### RECORDS FOR THIS TASK

----------

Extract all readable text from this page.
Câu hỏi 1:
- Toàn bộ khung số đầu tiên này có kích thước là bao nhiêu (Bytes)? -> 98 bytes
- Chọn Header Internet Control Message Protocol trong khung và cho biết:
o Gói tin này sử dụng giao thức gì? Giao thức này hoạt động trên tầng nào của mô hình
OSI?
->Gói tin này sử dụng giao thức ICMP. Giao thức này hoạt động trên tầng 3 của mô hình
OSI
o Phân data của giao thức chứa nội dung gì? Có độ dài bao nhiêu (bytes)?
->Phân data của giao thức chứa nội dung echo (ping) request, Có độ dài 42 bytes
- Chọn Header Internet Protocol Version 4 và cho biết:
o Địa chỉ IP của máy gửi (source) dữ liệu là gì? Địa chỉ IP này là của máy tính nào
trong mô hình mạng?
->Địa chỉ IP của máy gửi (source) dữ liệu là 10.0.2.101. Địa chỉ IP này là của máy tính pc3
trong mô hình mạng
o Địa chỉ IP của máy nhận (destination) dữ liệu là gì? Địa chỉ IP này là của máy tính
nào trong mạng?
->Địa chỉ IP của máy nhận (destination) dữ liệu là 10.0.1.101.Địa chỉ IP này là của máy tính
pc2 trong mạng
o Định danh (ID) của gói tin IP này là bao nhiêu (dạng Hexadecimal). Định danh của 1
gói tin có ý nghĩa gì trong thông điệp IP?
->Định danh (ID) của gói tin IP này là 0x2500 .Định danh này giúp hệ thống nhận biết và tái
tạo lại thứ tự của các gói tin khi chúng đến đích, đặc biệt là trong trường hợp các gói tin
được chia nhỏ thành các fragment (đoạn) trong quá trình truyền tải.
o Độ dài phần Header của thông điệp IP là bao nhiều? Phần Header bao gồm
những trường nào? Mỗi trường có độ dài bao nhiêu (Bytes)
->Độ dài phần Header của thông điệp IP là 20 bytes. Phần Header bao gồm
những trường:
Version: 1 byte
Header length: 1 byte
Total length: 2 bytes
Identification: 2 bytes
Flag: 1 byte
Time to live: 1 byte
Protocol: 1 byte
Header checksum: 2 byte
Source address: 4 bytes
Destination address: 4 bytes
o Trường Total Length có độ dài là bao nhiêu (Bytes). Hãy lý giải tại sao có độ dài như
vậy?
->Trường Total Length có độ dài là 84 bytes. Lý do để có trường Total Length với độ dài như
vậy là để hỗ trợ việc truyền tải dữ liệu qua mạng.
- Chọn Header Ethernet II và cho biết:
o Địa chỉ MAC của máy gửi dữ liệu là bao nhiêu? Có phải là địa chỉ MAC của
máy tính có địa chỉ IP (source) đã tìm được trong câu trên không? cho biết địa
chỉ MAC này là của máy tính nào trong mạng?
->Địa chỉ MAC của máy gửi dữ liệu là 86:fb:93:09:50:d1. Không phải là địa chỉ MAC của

----------

### DIRECTION
Filter the records for lines holding the string "truyền". Copy each one.

### THE RESPONSE
được chia nhỏ thành các fragment (đoạn) trong quá trình truyền tải.
vậy là để hỗ trợ việc truyền tải dữ liệu qua mạng.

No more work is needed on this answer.